§ Saved entries:
::::

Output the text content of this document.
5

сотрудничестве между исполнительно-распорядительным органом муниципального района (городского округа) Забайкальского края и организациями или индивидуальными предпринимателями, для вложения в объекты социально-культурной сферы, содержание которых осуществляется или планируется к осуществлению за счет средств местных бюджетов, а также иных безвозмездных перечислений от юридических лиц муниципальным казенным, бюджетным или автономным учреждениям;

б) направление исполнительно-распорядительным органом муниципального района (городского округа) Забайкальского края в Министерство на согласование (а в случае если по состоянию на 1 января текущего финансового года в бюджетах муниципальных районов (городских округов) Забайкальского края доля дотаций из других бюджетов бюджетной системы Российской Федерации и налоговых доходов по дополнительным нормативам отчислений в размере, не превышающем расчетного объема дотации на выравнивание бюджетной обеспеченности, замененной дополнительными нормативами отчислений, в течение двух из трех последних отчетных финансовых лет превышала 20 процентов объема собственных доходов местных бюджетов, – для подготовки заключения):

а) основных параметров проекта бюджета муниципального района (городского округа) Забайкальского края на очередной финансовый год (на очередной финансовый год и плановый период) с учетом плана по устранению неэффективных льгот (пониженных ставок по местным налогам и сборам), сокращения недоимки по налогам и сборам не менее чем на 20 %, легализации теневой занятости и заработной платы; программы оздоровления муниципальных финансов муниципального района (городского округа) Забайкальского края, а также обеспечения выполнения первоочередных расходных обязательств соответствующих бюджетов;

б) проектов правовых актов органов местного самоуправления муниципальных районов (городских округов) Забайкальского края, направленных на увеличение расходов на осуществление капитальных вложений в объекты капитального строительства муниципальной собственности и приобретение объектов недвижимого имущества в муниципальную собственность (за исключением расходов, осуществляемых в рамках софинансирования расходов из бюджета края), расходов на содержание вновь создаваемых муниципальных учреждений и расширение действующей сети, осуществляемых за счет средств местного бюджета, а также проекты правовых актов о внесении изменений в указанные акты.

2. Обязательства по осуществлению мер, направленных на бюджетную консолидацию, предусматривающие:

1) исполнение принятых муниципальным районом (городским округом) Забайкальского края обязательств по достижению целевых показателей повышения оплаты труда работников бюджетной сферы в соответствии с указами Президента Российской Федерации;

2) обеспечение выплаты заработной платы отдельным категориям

::::

§ Required work: Above are some records. Print them all exactly.

§ Output of the exercise:
Output the text content of this document.
5

сотрудничестве между исполнительно-распорядительным органом муниципального района (городского округа) Забайкальского края и организациями или индивидуальными предпринимателями, для вложения в объекты социально-культурной сферы, содержание которых осуществляется или планируется к осуществлению за счет средств местных бюджетов, а также иных безвозмездных перечислений от юридических лиц муниципальным казенным, бюджетным или автономным учреждениям;

б) направление исполнительно-распорядительным органом муниципального района (городского округа) Забайкальского края в Министерство на согласование (а в случае если по состоянию на 1 января текущего финансового года в бюджетах муниципальных районов (городских округов) Забайкальского края доля дотаций из других бюджетов бюджетной системы Российской Федерации и налоговых доходов по дополнительным нормативам отчислений в размере, не превышающем расчетного объема дотации на выравнивание бюджетной обеспеченности, замененной дополнительными нормативами отчислений, в течение двух из трех последних отчетных финансовых лет превышала 20 процентов объема собственных доходов местных бюджетов, – для подготовки заключения):

а) основных параметров проекта бюджета муниципального района (городского округа) Забайкальского края на очередной финансовый год (на очередной финансовый год и плановый период) с учетом плана по устранению неэффективных льгот (пониженных ставок по местным налогам и сборам), сокращения недоимки по налогам и сборам не менее чем на 20 %, легализации теневой занятости и заработной платы; программы оздоровления муниципальных финансов муниципального района (городского округа) Забайкальского края, а также обеспечения выполнения первоочередных расходных обязательств соответствующих бюджетов;

б) проектов правовых актов органов местного самоуправления муниципальных районов (городских округов) Забайкальского края, направленных на увеличение расходов на осуществление капитальных вложений в объекты капитального строительства муниципальной собственности и приобретение объектов недвижимого имущества в муниципальную собственность (за исключением расходов, осуществляемых в рамках софинансирования расходов из бюджета края), расходов на содержание вновь создаваемых муниципальных учреждений и расширение действующей сети, осуществляемых за счет средств местного бюджета, а также проекты правовых актов о внесении изменений в указанные акты.

2. Обязательства по осуществлению мер, направленных на бюджетную консолидацию, предусматривающие:

1) исполнение принятых муниципальным районом (городским округом) Забайкальского края обязательств по достижению целевых показателей повышения оплаты труда работников бюджетной сферы в соответствии с указами Президента Российской Федерации;

2) обеспечение выплаты заработной платы отдельным категориям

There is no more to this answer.